WHAT TO PRODUCE: Print every line of the listing exactly, please.

DATA TO USE:
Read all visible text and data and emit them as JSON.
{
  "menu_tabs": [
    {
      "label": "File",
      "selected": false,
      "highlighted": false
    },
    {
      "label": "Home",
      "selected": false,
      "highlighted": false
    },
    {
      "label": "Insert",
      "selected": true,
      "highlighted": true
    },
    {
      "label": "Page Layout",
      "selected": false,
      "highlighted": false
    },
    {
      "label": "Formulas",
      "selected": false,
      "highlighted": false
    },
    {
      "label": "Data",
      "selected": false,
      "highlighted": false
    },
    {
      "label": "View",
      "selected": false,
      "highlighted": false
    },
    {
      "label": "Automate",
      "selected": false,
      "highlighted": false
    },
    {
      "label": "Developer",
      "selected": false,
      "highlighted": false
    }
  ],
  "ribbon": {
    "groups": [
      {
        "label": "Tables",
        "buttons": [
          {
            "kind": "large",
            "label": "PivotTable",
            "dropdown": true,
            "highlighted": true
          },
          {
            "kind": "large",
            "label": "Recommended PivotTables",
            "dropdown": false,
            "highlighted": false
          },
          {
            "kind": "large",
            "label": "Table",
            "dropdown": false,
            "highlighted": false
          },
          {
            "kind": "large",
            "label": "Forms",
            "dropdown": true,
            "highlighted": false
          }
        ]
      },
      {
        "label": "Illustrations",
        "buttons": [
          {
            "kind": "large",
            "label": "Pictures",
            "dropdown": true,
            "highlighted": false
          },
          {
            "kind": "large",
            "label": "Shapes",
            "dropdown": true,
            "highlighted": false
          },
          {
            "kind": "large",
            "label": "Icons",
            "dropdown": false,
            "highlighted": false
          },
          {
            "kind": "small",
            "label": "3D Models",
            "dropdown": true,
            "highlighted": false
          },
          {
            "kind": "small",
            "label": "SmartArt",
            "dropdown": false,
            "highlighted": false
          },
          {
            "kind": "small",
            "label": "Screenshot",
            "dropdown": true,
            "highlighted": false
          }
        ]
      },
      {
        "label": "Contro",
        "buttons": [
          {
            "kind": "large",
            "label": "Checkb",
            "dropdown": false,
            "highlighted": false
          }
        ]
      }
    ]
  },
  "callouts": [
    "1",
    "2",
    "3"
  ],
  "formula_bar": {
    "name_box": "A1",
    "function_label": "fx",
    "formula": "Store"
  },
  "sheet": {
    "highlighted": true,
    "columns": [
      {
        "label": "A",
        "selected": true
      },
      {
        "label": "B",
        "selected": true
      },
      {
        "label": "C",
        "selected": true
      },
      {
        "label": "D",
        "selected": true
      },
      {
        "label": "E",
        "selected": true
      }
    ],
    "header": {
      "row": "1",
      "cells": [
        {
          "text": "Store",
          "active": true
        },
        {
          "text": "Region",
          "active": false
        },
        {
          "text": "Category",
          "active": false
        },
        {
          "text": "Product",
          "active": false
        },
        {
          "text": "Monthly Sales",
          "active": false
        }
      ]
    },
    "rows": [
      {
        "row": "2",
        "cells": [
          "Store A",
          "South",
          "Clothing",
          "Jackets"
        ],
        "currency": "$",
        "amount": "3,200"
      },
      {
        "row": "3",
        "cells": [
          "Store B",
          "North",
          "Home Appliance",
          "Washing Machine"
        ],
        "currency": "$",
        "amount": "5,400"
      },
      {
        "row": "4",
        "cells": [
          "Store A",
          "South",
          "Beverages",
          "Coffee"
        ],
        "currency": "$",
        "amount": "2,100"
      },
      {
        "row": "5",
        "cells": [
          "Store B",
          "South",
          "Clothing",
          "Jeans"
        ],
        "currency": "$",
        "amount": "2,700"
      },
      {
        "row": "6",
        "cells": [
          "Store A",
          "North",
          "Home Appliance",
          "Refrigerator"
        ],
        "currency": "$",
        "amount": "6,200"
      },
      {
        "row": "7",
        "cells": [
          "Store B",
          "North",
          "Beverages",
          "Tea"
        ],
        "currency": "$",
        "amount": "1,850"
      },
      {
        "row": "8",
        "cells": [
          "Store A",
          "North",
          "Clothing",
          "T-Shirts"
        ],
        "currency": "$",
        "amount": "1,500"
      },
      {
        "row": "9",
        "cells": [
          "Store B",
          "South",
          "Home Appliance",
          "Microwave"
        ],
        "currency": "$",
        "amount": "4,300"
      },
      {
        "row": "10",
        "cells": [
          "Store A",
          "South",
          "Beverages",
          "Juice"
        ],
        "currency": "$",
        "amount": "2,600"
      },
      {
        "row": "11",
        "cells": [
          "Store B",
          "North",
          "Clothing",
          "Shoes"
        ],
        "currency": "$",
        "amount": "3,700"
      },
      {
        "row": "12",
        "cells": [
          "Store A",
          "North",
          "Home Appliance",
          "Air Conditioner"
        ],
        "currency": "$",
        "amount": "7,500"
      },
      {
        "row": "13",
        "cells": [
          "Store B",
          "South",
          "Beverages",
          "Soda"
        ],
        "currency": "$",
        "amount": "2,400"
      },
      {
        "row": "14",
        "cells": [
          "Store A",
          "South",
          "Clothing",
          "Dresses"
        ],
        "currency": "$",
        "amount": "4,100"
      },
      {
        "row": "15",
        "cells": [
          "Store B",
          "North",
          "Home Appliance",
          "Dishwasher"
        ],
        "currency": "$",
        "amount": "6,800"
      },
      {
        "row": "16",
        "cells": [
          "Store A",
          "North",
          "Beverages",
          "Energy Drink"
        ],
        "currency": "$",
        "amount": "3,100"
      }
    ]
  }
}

SOLUTION TO THIS EXERCISE:
Read all visible text and data and emit them as JSON.
{
  "menu_tabs": [
    {
      "label": "File",
      "selected": false,
      "highlighted": false
    },
    {
      "label": "Home",
      "selected": false,
      "highlighted": false
    },
    {
      "label": "Insert",
      "selected": true,
      "highlighted": true
    },
    {
      "label": "Page Layout",
      "selected": false,
      "highlighted": false
    },
    {
      "label": "Formulas",
      "selected": false,
      "highlighted": false
    },
    {
      "label": "Data",
      "selected": false,
      "highlighted": false
    },
    {
      "label": "View",
      "selected": false,
      "highlighted": false
    },
    {
      "label": "Automate",
      "selected": false,
      "highlighted": false
    },
    {
      "label": "Developer",
      "selected": false,
      "highlighted": false
    }
  ],
  "ribbon": {
    "groups": [
      {
        "label": "Tables",
        "buttons": [
          {
            "kind": "large",
            "label": "PivotTable",
            "dropdown": true,
            "highlighted": true
          },
          {
            "kind": "large",
            "label": "Recommended PivotTables",
            "dropdown": false,
            "highlighted": false
          },
          {
            "kind": "large",
            "label": "Table",
            "dropdown": false,
            "highlighted": false
          },
          {
            "kind": "large",
            "label": "Forms",
            "dropdown": true,
            "highlighted": false
          }
        ]
      },
      {
        "label": "Illustrations",
        "buttons": [
          {
            "kind": "large",
            "label": "Pictures",
            "dropdown": true,
            "highlighted": false
          },
          {
            "kind": "large",
            "label": "Shapes",
            "dropdown": true,
            "highlighted": false
          },
          {
            "kind": "large",
            "label": "Icons",
            "dropdown": false,
            "highlighted": false
          },
          {
            "kind": "small",
            "label": "3D Models",
            "dropdown": true,
            "highlighted": false
          },
          {
            "kind": "small",
            "label": "SmartArt",
            "dropdown": false,
            "highlighted": false
          },
          {
            "kind": "small",
            "label": "Screenshot",
            "dropdown": true,
            "highlighted": false
          }
        ]
      },
      {
        "label": "Contro",
        "buttons": [
          {
            "kind": "large",
            "label": "Checkb",
            "dropdown": false,
            "highlighted": false
          }
        ]
      }
    ]
  },
  "callouts": [
    "1",
    "2",
    "3"
  ],
  "formula_bar": {
    "name_box": "A1",
    "function_label": "fx",
    "formula": "Store"
  },
  "sheet": {
    "highlighted": true,
    "columns": [
      {
        "label": "A",
        "selected": true
      },
      {
        "label": "B",
        "selected": true
      },
      {
        "label": "C",
        "selected": true
      },
      {
        "label": "D",
        "selected": true
      },
      {
        "label": "E",
        "selected": true
      }
    ],
    "header": {
      "row": "1",
      "cells": [
        {
          "text": "Store",
          "active": true
        },
        {
          "text": "Region",
          "active": false
        },
        {
          "text": "Category",
          "active": false
        },
        {
          "text": "Product",
          "active": false
        },
        {
          "text": "Monthly Sales",
          "active": false
        }
      ]
    },
    "rows": [
      {
        "row": "2",
        "cells": [
          "Store A",
          "South",
          "Clothing",
          "Jackets"
        ],
        "currency": "$",
        "amount": "3,200"
      },
      {
        "row": "3",
        "cells": [
          "Store B",
          "North",
          "Home Appliance",
          "Washing Machine"
        ],
        "currency": "$",
        "amount": "5,400"
      },
      {
        "row": "4",
        "cells": [
          "Store A",
          "South",
          "Beverages",
          "Coffee"
        ],
        "currency": "$",
        "amount": "2,100"
      },
      {
        "row": "5",
        "cells": [
          "Store B",
          "South",
          "Clothing",
          "Jeans"
        ],
        "currency": "$",
        "amount": "2,700"
      },
      {
        "row": "6",
        "cells": [
          "Store A",
          "North",
          "Home Appliance",
          "Refrigerator"
        ],
        "currency": "$",
        "amount": "6,200"
      },
      {
        "row": "7",
        "cells": [
          "Store B",
          "North",
          "Beverages",
          "Tea"
        ],
        "currency": "$",
        "amount": "1,850"
      },
      {
        "row": "8",
        "cells": [
          "Store A",
          "North",
          "Clothing",
          "T-Shirts"
        ],
        "currency": "$",
        "amount": "1,500"
      },
      {
        "row": "9",
        "cells": [
          "Store B",
          "South",
          "Home Appliance",
          "Microwave"
        ],
        "currency": "$",
        "amount": "4,300"
      },
      {
        "row": "10",
        "cells": [
          "Store A",
          "South",
          "Beverages",
          "Juice"
        ],
        "currency": "$",
        "amount": "2,600"
      },
      {
        "row": "11",
        "cells": [
          "Store B",
          "North",
          "Clothing",
          "Shoes"
        ],
        "currency": "$",
        "amount": "3,700"
      },
      {
        "row": "12",
        "cells": [
          "Store A",
          "North",
          "Home Appliance",
          "Air Conditioner"
        ],
        "currency": "$",
        "amount": "7,500"
      },
      {
        "row": "13",
        "cells": [
          "Store B",
          "South",
          "Beverages",
          "Soda"
        ],
        "currency": "$",
        "amount": "2,400"
      },
      {
        "row": "14",
        "cells": [
          "Store A",
          "South",
          "Clothing",
          "Dresses"
        ],
        "currency": "$",
        "amount": "4,100"
      },
      {
        "row": "15",
        "cells": [
          "Store B",
          "North",
          "Home Appliance",
          "Dishwasher"
        ],
        "currency": "$",
        "amount": "6,800"
      },
      {
        "row": "16",
        "cells": [
          "Store A",
          "North",
          "Beverages",
          "Energy Drink"
        ],
        "currency": "$",
        "amount": "3,100"
      }
    ]
  }
}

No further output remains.